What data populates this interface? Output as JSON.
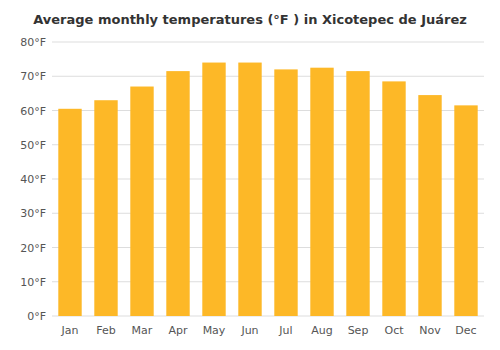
{
  "chart_data": {
    "type": "bar",
    "title": "Average monthly temperatures (°F ) in Xicotepec de Juárez",
    "categories": [
      "Jan",
      "Feb",
      "Mar",
      "Apr",
      "May",
      "Jun",
      "Jul",
      "Aug",
      "Sep",
      "Oct",
      "Nov",
      "Dec"
    ],
    "values": [
      60.5,
      63.0,
      67.0,
      71.5,
      74.0,
      74.0,
      72.0,
      72.5,
      71.5,
      68.5,
      64.5,
      61.5
    ],
    "color": "#FDB827",
    "ylim": [
      0,
      80
    ],
    "yticks": [
      {
        "value": 0,
        "label": "0°F"
      },
      {
        "value": 10,
        "label": "10°F"
      },
      {
        "value": 20,
        "label": "20°F"
      },
      {
        "value": 30,
        "label": "30°F"
      },
      {
        "value": 40,
        "label": "40°F"
      },
      {
        "value": 50,
        "label": "50°F"
      },
      {
        "value": 60,
        "label": "60°F"
      },
      {
        "value": 70,
        "label": "70°F"
      },
      {
        "value": 80,
        "label": "80°F"
      }
    ],
    "grid": true
  }
}
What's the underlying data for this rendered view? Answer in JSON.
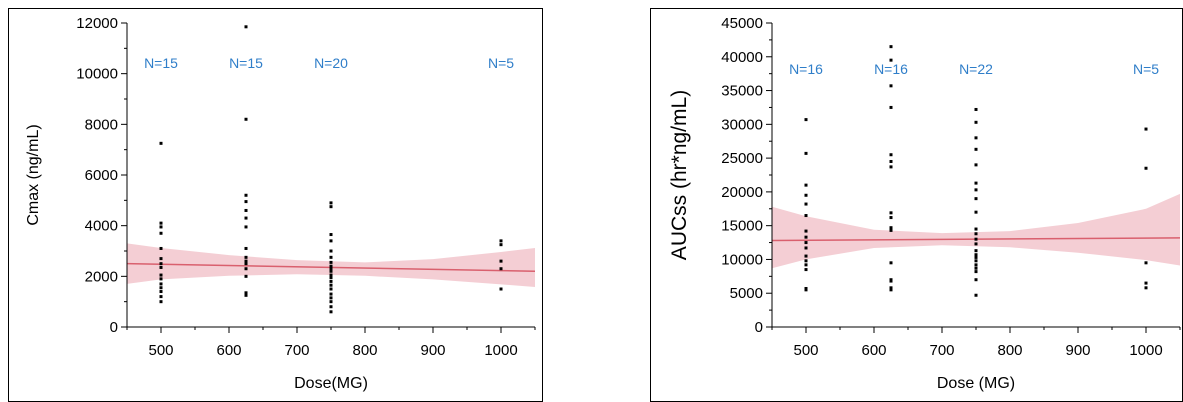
{
  "chart_data": [
    {
      "type": "scatter",
      "xlabel": "Dose(MG)",
      "ylabel": "Cmax (ng/mL)",
      "xlim": [
        450,
        1050
      ],
      "ylim": [
        0,
        12000
      ],
      "xticks": [
        500,
        600,
        700,
        800,
        900,
        1000
      ],
      "xtick_labels": [
        "500",
        "600",
        "700",
        "800",
        "900",
        "1000"
      ],
      "yticks": [
        0,
        2000,
        4000,
        6000,
        8000,
        10000,
        12000
      ],
      "ytick_labels": [
        "0",
        "2000",
        "4000",
        "6000",
        "8000",
        "10000",
        "12000"
      ],
      "annotations": [
        {
          "text": "N=15",
          "x": 500
        },
        {
          "text": "N=15",
          "x": 625
        },
        {
          "text": "N=20",
          "x": 750
        },
        {
          "text": "N=5",
          "x": 1000
        }
      ],
      "points": [
        {
          "x": 500,
          "y": 7250
        },
        {
          "x": 500,
          "y": 4100
        },
        {
          "x": 500,
          "y": 3950
        },
        {
          "x": 500,
          "y": 3700
        },
        {
          "x": 500,
          "y": 3100
        },
        {
          "x": 500,
          "y": 2700
        },
        {
          "x": 500,
          "y": 2500
        },
        {
          "x": 500,
          "y": 2350
        },
        {
          "x": 500,
          "y": 2050
        },
        {
          "x": 500,
          "y": 1900
        },
        {
          "x": 500,
          "y": 1700
        },
        {
          "x": 500,
          "y": 1550
        },
        {
          "x": 500,
          "y": 1400
        },
        {
          "x": 500,
          "y": 1200
        },
        {
          "x": 500,
          "y": 1000
        },
        {
          "x": 625,
          "y": 11850
        },
        {
          "x": 625,
          "y": 8200
        },
        {
          "x": 625,
          "y": 5200
        },
        {
          "x": 625,
          "y": 4950
        },
        {
          "x": 625,
          "y": 4600
        },
        {
          "x": 625,
          "y": 4300
        },
        {
          "x": 625,
          "y": 3950
        },
        {
          "x": 625,
          "y": 3100
        },
        {
          "x": 625,
          "y": 2750
        },
        {
          "x": 625,
          "y": 2600
        },
        {
          "x": 625,
          "y": 2500
        },
        {
          "x": 625,
          "y": 2300
        },
        {
          "x": 625,
          "y": 2000
        },
        {
          "x": 625,
          "y": 1350
        },
        {
          "x": 625,
          "y": 1250
        },
        {
          "x": 750,
          "y": 4900
        },
        {
          "x": 750,
          "y": 4750
        },
        {
          "x": 750,
          "y": 3650
        },
        {
          "x": 750,
          "y": 3400
        },
        {
          "x": 750,
          "y": 3000
        },
        {
          "x": 750,
          "y": 2750
        },
        {
          "x": 750,
          "y": 2550
        },
        {
          "x": 750,
          "y": 2400
        },
        {
          "x": 750,
          "y": 2300
        },
        {
          "x": 750,
          "y": 2200
        },
        {
          "x": 750,
          "y": 2050
        },
        {
          "x": 750,
          "y": 1950
        },
        {
          "x": 750,
          "y": 1800
        },
        {
          "x": 750,
          "y": 1650
        },
        {
          "x": 750,
          "y": 1500
        },
        {
          "x": 750,
          "y": 1300
        },
        {
          "x": 750,
          "y": 1150
        },
        {
          "x": 750,
          "y": 1000
        },
        {
          "x": 750,
          "y": 800
        },
        {
          "x": 750,
          "y": 600
        },
        {
          "x": 1000,
          "y": 3400
        },
        {
          "x": 1000,
          "y": 3250
        },
        {
          "x": 1000,
          "y": 2600
        },
        {
          "x": 1000,
          "y": 2300
        },
        {
          "x": 1000,
          "y": 1500
        }
      ],
      "trend": {
        "x": [
          450,
          1050
        ],
        "y": [
          2500,
          2200
        ]
      },
      "band": {
        "x": [
          450,
          500,
          600,
          700,
          800,
          900,
          1000,
          1050
        ],
        "lower": [
          1700,
          1880,
          2020,
          2080,
          2020,
          1880,
          1680,
          1580
        ],
        "upper": [
          3300,
          3120,
          2840,
          2640,
          2550,
          2680,
          2960,
          3120
        ]
      },
      "colors": {
        "points": "#000000",
        "trend": "#d9606e",
        "band": "#f2c6cd",
        "annotation": "#2f7ec9"
      }
    },
    {
      "type": "scatter",
      "xlabel": "Dose (MG)",
      "ylabel": "AUCss (hr*ng/mL)",
      "xlim": [
        450,
        1050
      ],
      "ylim": [
        0,
        45000
      ],
      "xticks": [
        500,
        600,
        700,
        800,
        900,
        1000
      ],
      "xtick_labels": [
        "500",
        "600",
        "700",
        "800",
        "900",
        "1000"
      ],
      "yticks": [
        0,
        5000,
        10000,
        15000,
        20000,
        25000,
        30000,
        35000,
        40000,
        45000
      ],
      "ytick_labels": [
        "0",
        "5000",
        "10000",
        "15000",
        "20000",
        "25000",
        "30000",
        "35000",
        "40000",
        "45000"
      ],
      "annotations": [
        {
          "text": "N=16",
          "x": 500
        },
        {
          "text": "N=16",
          "x": 625
        },
        {
          "text": "N=22",
          "x": 750
        },
        {
          "text": "N=5",
          "x": 1000
        }
      ],
      "points": [
        {
          "x": 500,
          "y": 30700
        },
        {
          "x": 500,
          "y": 25700
        },
        {
          "x": 500,
          "y": 21000
        },
        {
          "x": 500,
          "y": 19500
        },
        {
          "x": 500,
          "y": 18200
        },
        {
          "x": 500,
          "y": 16500
        },
        {
          "x": 500,
          "y": 14200
        },
        {
          "x": 500,
          "y": 13300
        },
        {
          "x": 500,
          "y": 12500
        },
        {
          "x": 500,
          "y": 11700
        },
        {
          "x": 500,
          "y": 10500
        },
        {
          "x": 500,
          "y": 9800
        },
        {
          "x": 500,
          "y": 9200
        },
        {
          "x": 500,
          "y": 8500
        },
        {
          "x": 500,
          "y": 5700
        },
        {
          "x": 500,
          "y": 5500
        },
        {
          "x": 625,
          "y": 41500
        },
        {
          "x": 625,
          "y": 39500
        },
        {
          "x": 625,
          "y": 35700
        },
        {
          "x": 625,
          "y": 32500
        },
        {
          "x": 625,
          "y": 25500
        },
        {
          "x": 625,
          "y": 24500
        },
        {
          "x": 625,
          "y": 23700
        },
        {
          "x": 625,
          "y": 16900
        },
        {
          "x": 625,
          "y": 16200
        },
        {
          "x": 625,
          "y": 14700
        },
        {
          "x": 625,
          "y": 14300
        },
        {
          "x": 625,
          "y": 9500
        },
        {
          "x": 625,
          "y": 7000
        },
        {
          "x": 625,
          "y": 6800
        },
        {
          "x": 625,
          "y": 5800
        },
        {
          "x": 625,
          "y": 5500
        },
        {
          "x": 750,
          "y": 32200
        },
        {
          "x": 750,
          "y": 30300
        },
        {
          "x": 750,
          "y": 28000
        },
        {
          "x": 750,
          "y": 26300
        },
        {
          "x": 750,
          "y": 24000
        },
        {
          "x": 750,
          "y": 21300
        },
        {
          "x": 750,
          "y": 20300
        },
        {
          "x": 750,
          "y": 19000
        },
        {
          "x": 750,
          "y": 17000
        },
        {
          "x": 750,
          "y": 14500
        },
        {
          "x": 750,
          "y": 13800
        },
        {
          "x": 750,
          "y": 13000
        },
        {
          "x": 750,
          "y": 12300
        },
        {
          "x": 750,
          "y": 11300
        },
        {
          "x": 750,
          "y": 10700
        },
        {
          "x": 750,
          "y": 10300
        },
        {
          "x": 750,
          "y": 9800
        },
        {
          "x": 750,
          "y": 9200
        },
        {
          "x": 750,
          "y": 8700
        },
        {
          "x": 750,
          "y": 8200
        },
        {
          "x": 750,
          "y": 7000
        },
        {
          "x": 750,
          "y": 4700
        },
        {
          "x": 1000,
          "y": 29300
        },
        {
          "x": 1000,
          "y": 23500
        },
        {
          "x": 1000,
          "y": 9500
        },
        {
          "x": 1000,
          "y": 6500
        },
        {
          "x": 1000,
          "y": 5800
        }
      ],
      "trend": {
        "x": [
          450,
          1050
        ],
        "y": [
          12800,
          13200
        ]
      },
      "band": {
        "x": [
          450,
          500,
          600,
          700,
          800,
          900,
          1000,
          1050
        ],
        "lower": [
          8700,
          10000,
          11700,
          12100,
          11800,
          11000,
          9900,
          9100
        ],
        "upper": [
          17800,
          16400,
          14400,
          13900,
          14200,
          15400,
          17500,
          19700
        ]
      },
      "colors": {
        "points": "#000000",
        "trend": "#d9606e",
        "band": "#f2c6cd",
        "annotation": "#2f7ec9"
      }
    }
  ]
}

===============

Task to complete:
Tell how many lines in the material contain the word "this". Only the number is wanted.

Completed exercise:
2